*WRITTEN PROBLEM*
Repeat each record below exactly, dropping the pictures.

Records that describe figures:
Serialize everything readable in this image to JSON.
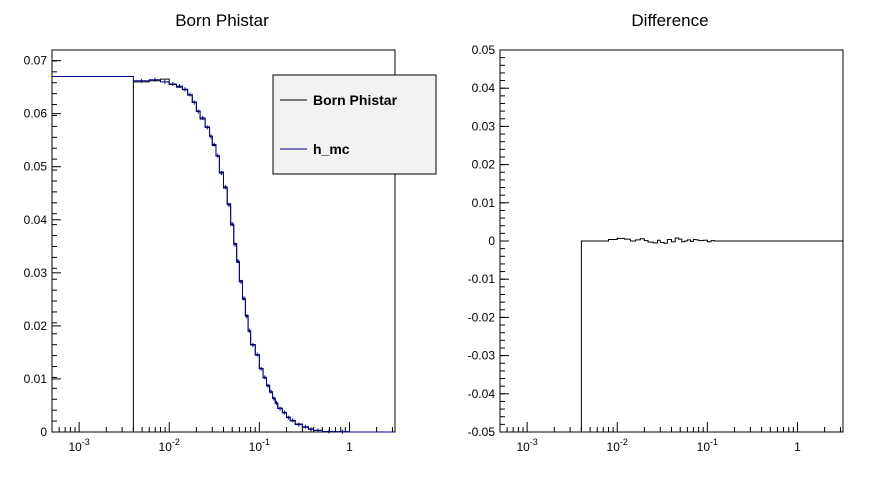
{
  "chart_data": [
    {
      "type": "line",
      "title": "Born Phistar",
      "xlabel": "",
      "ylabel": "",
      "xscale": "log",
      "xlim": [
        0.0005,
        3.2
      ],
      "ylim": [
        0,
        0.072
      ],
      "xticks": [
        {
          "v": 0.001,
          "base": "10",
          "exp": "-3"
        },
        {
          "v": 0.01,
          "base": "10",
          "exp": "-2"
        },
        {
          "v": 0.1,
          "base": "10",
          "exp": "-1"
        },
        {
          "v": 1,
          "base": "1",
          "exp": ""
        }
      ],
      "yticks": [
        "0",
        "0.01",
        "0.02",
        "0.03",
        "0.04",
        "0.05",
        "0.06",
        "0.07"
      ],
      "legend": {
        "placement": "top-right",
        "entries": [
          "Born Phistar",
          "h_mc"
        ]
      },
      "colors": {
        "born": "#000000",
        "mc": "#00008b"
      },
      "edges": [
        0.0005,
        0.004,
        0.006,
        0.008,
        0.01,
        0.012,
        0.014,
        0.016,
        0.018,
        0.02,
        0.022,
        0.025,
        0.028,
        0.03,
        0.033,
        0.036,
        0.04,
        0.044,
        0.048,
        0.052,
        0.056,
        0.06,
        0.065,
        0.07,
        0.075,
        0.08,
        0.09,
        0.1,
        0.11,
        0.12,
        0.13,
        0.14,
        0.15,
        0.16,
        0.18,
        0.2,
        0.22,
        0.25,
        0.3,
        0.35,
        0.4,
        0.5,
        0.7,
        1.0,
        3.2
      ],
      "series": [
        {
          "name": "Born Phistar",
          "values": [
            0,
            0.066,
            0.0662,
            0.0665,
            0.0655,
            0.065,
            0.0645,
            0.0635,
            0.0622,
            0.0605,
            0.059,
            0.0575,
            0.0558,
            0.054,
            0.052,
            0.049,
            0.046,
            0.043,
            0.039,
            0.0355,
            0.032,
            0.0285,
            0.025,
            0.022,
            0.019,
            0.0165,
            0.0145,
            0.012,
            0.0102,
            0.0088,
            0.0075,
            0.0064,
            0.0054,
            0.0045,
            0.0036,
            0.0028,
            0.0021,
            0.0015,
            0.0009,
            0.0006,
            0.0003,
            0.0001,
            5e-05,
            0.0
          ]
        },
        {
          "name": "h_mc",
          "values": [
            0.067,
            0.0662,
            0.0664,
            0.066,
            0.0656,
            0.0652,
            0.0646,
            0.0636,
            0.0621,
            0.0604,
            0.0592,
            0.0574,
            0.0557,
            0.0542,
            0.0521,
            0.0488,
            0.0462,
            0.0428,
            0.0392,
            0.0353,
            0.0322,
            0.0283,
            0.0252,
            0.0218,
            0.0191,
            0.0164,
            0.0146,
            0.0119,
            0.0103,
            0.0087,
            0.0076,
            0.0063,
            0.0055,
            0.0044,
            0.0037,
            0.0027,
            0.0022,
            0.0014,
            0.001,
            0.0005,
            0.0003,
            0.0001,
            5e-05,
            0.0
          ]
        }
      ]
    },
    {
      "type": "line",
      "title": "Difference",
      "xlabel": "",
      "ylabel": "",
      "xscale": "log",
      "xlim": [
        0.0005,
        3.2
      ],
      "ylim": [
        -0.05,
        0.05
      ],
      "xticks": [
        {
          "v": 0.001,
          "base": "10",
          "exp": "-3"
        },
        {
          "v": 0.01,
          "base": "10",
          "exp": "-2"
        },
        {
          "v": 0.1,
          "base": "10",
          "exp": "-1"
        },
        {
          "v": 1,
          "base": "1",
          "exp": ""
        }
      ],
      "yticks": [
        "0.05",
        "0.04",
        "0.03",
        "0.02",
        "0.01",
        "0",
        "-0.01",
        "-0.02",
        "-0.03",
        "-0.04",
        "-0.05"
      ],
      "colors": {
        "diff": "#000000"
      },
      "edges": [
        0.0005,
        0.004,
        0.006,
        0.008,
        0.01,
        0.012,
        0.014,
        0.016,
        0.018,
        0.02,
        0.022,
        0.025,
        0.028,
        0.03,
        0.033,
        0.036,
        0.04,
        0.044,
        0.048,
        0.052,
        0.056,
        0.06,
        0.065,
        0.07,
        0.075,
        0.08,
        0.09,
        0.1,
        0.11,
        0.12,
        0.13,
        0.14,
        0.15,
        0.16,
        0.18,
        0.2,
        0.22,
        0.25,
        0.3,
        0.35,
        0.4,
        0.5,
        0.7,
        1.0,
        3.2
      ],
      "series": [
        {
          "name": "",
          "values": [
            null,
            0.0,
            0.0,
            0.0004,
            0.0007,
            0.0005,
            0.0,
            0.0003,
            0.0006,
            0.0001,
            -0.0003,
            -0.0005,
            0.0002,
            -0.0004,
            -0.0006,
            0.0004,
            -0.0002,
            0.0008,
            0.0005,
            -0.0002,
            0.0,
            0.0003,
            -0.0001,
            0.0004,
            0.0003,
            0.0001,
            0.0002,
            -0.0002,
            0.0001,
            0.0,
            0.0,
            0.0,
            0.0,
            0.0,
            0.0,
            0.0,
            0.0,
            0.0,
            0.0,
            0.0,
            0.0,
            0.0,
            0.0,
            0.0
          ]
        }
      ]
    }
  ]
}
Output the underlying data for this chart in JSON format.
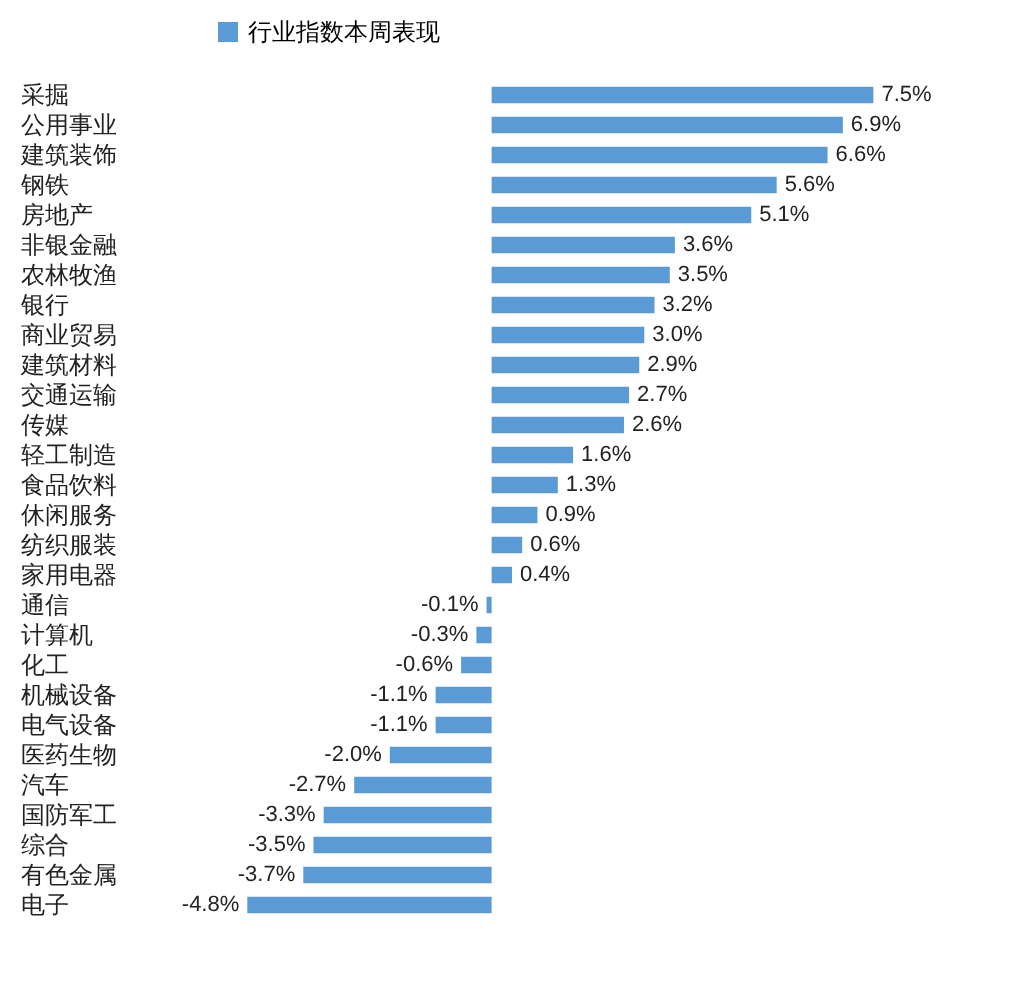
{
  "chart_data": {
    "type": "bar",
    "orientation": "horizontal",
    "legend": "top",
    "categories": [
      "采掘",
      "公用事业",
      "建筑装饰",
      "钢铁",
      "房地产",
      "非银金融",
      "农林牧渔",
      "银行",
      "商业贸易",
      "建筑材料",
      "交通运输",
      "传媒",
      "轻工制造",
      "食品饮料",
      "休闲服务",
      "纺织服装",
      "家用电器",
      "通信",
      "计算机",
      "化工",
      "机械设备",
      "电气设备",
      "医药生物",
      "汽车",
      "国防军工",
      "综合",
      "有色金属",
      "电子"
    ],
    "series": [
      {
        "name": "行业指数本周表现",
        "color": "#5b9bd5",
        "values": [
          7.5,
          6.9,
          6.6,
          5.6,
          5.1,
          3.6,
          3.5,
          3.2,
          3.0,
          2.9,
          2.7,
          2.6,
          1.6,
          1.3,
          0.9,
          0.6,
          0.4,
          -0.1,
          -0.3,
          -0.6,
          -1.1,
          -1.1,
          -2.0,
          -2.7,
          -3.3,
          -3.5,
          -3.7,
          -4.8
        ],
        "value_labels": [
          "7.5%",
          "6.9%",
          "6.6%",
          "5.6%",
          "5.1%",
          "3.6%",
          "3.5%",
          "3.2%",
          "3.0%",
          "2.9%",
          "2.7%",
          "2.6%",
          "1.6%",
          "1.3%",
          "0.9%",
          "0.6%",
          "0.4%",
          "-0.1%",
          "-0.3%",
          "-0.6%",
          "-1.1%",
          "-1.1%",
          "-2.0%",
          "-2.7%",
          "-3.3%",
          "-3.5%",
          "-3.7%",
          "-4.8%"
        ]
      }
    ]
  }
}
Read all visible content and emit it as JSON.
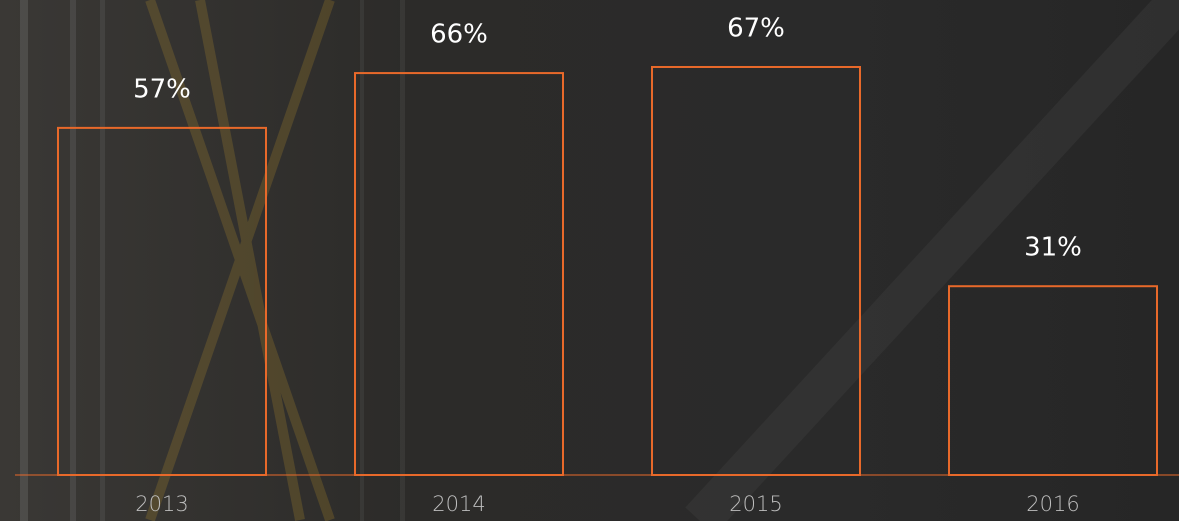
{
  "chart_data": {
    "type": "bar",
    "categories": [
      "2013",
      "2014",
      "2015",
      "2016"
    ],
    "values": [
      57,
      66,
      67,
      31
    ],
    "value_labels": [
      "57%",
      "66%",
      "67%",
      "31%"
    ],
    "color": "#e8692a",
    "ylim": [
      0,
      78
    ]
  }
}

*RESULT OF THE EXERCISE*
Serialize everything readable in this image to JSON.
{
  "chart_data": [
    {
      "type": "line",
      "title": "Born Phistar",
      "xlabel": "",
      "ylabel": "",
      "xscale": "log",
      "xlim": [
        0.0005,
        3.2
      ],
      "ylim": [
        0,
        0.072
      ],
      "xticks": [
        {
          "v": 0.001,
          "base": "10",
          "exp": "-3"
        },
        {
          "v": 0.01,
          "base": "10",
          "exp": "-2"
        },
        {
          "v": 0.1,
          "base": "10",
          "exp": "-1"
        },
        {
          "v": 1,
          "base": "1",
          "exp": ""
        }
      ],
      "yticks": [
        "0",
        "0.01",
        "0.02",
        "0.03",
        "0.04",
        "0.05",
        "0.06",
        "0.07"
      ],
      "legend": {
        "placement": "top-right",
        "entries": [
          "Born Phistar",
          "h_mc"
        ]
      },
      "colors": {
        "born": "#000000",
        "mc": "#00008b"
      },
      "edges": [
        0.0005,
        0.004,
        0.006,
        0.008,
        0.01,
        0.012,
        0.014,
        0.016,
        0.018,
        0.02,
        0.022,
        0.025,
        0.028,
        0.03,
        0.033,
        0.036,
        0.04,
        0.044,
        0.048,
        0.052,
        0.056,
        0.06,
        0.065,
        0.07,
        0.075,
        0.08,
        0.09,
        0.1,
        0.11,
        0.12,
        0.13,
        0.14,
        0.15,
        0.16,
        0.18,
        0.2,
        0.22,
        0.25,
        0.3,
        0.35,
        0.4,
        0.5,
        0.7,
        1.0,
        3.2
      ],
      "series": [
        {
          "name": "Born Phistar",
          "values": [
            0,
            0.066,
            0.0662,
            0.0665,
            0.0655,
            0.065,
            0.0645,
            0.0635,
            0.0622,
            0.0605,
            0.059,
            0.0575,
            0.0558,
            0.054,
            0.052,
            0.049,
            0.046,
            0.043,
            0.039,
            0.0355,
            0.032,
            0.0285,
            0.025,
            0.022,
            0.019,
            0.0165,
            0.0145,
            0.012,
            0.0102,
            0.0088,
            0.0075,
            0.0064,
            0.0054,
            0.0045,
            0.0036,
            0.0028,
            0.0021,
            0.0015,
            0.0009,
            0.0006,
            0.0003,
            0.0001,
            5e-05,
            0.0
          ]
        },
        {
          "name": "h_mc",
          "values": [
            0.067,
            0.0662,
            0.0664,
            0.066,
            0.0656,
            0.0652,
            0.0646,
            0.0636,
            0.0621,
            0.0604,
            0.0592,
            0.0574,
            0.0557,
            0.0542,
            0.0521,
            0.0488,
            0.0462,
            0.0428,
            0.0392,
            0.0353,
            0.0322,
            0.0283,
            0.0252,
            0.0218,
            0.0191,
            0.0164,
            0.0146,
            0.0119,
            0.0103,
            0.0087,
            0.0076,
            0.0063,
            0.0055,
            0.0044,
            0.0037,
            0.0027,
            0.0022,
            0.0014,
            0.001,
            0.0005,
            0.0003,
            0.0001,
            5e-05,
            0.0
          ]
        }
      ]
    },
    {
      "type": "line",
      "title": "Difference",
      "xlabel": "",
      "ylabel": "",
      "xscale": "log",
      "xlim": [
        0.0005,
        3.2
      ],
      "ylim": [
        -0.05,
        0.05
      ],
      "xticks": [
        {
          "v": 0.001,
          "base": "10",
          "exp": "-3"
        },
        {
          "v": 0.01,
          "base": "10",
          "exp": "-2"
        },
        {
          "v": 0.1,
          "base": "10",
          "exp": "-1"
        },
        {
          "v": 1,
          "base": "1",
          "exp": ""
        }
      ],
      "yticks": [
        "0.05",
        "0.04",
        "0.03",
        "0.02",
        "0.01",
        "0",
        "-0.01",
        "-0.02",
        "-0.03",
        "-0.04",
        "-0.05"
      ],
      "colors": {
        "diff": "#000000"
      },
      "edges": [
        0.0005,
        0.004,
        0.006,
        0.008,
        0.01,
        0.012,
        0.014,
        0.016,
        0.018,
        0.02,
        0.022,
        0.025,
        0.028,
        0.03,
        0.033,
        0.036,
        0.04,
        0.044,
        0.048,
        0.052,
        0.056,
        0.06,
        0.065,
        0.07,
        0.075,
        0.08,
        0.09,
        0.1,
        0.11,
        0.12,
        0.13,
        0.14,
        0.15,
        0.16,
        0.18,
        0.2,
        0.22,
        0.25,
        0.3,
        0.35,
        0.4,
        0.5,
        0.7,
        1.0,
        3.2
      ],
      "series": [
        {
          "name": "",
          "values": [
            null,
            0.0,
            0.0,
            0.0004,
            0.0007,
            0.0005,
            0.0,
            0.0003,
            0.0006,
            0.0001,
            -0.0003,
            -0.0005,
            0.0002,
            -0.0004,
            -0.0006,
            0.0004,
            -0.0002,
            0.0008,
            0.0005,
            -0.0002,
            0.0,
            0.0003,
            -0.0001,
            0.0004,
            0.0003,
            0.0001,
            0.0002,
            -0.0002,
            0.0001,
            0.0,
            0.0,
            0.0,
            0.0,
            0.0,
            0.0,
            0.0,
            0.0,
            0.0,
            0.0,
            0.0,
            0.0,
            0.0,
            0.0,
            0.0
          ]
        }
      ]
    }
  ]
}
Output the underlying data for this chart in JSON format.
{
  "chart_data": {
    "type": "bar",
    "orientation": "horizontal",
    "legend": "top",
    "categories": [
      "采掘",
      "公用事业",
      "建筑装饰",
      "钢铁",
      "房地产",
      "非银金融",
      "农林牧渔",
      "银行",
      "商业贸易",
      "建筑材料",
      "交通运输",
      "传媒",
      "轻工制造",
      "食品饮料",
      "休闲服务",
      "纺织服装",
      "家用电器",
      "通信",
      "计算机",
      "化工",
      "机械设备",
      "电气设备",
      "医药生物",
      "汽车",
      "国防军工",
      "综合",
      "有色金属",
      "电子"
    ],
    "series": [
      {
        "name": "行业指数本周表现",
        "color": "#5b9bd5",
        "values": [
          7.5,
          6.9,
          6.6,
          5.6,
          5.1,
          3.6,
          3.5,
          3.2,
          3.0,
          2.9,
          2.7,
          2.6,
          1.6,
          1.3,
          0.9,
          0.6,
          0.4,
          -0.1,
          -0.3,
          -0.6,
          -1.1,
          -1.1,
          -2.0,
          -2.7,
          -3.3,
          -3.5,
          -3.7,
          -4.8
        ],
        "value_labels": [
          "7.5%",
          "6.9%",
          "6.6%",
          "5.6%",
          "5.1%",
          "3.6%",
          "3.5%",
          "3.2%",
          "3.0%",
          "2.9%",
          "2.7%",
          "2.6%",
          "1.6%",
          "1.3%",
          "0.9%",
          "0.6%",
          "0.4%",
          "-0.1%",
          "-0.3%",
          "-0.6%",
          "-1.1%",
          "-1.1%",
          "-2.0%",
          "-2.7%",
          "-3.3%",
          "-3.5%",
          "-3.7%",
          "-4.8%"
        ]
      }
    ]
  }
}
Read all visible content and emit it as JSON.
{
  "chart_data": {
    "type": "bar",
    "categories": [
      "2013",
      "2014",
      "2015",
      "2016"
    ],
    "values": [
      57,
      66,
      67,
      31
    ],
    "value_labels": [
      "57%",
      "66%",
      "67%",
      "31%"
    ],
    "color": "#e8692a",
    "ylim": [
      0,
      78
    ]
  }
}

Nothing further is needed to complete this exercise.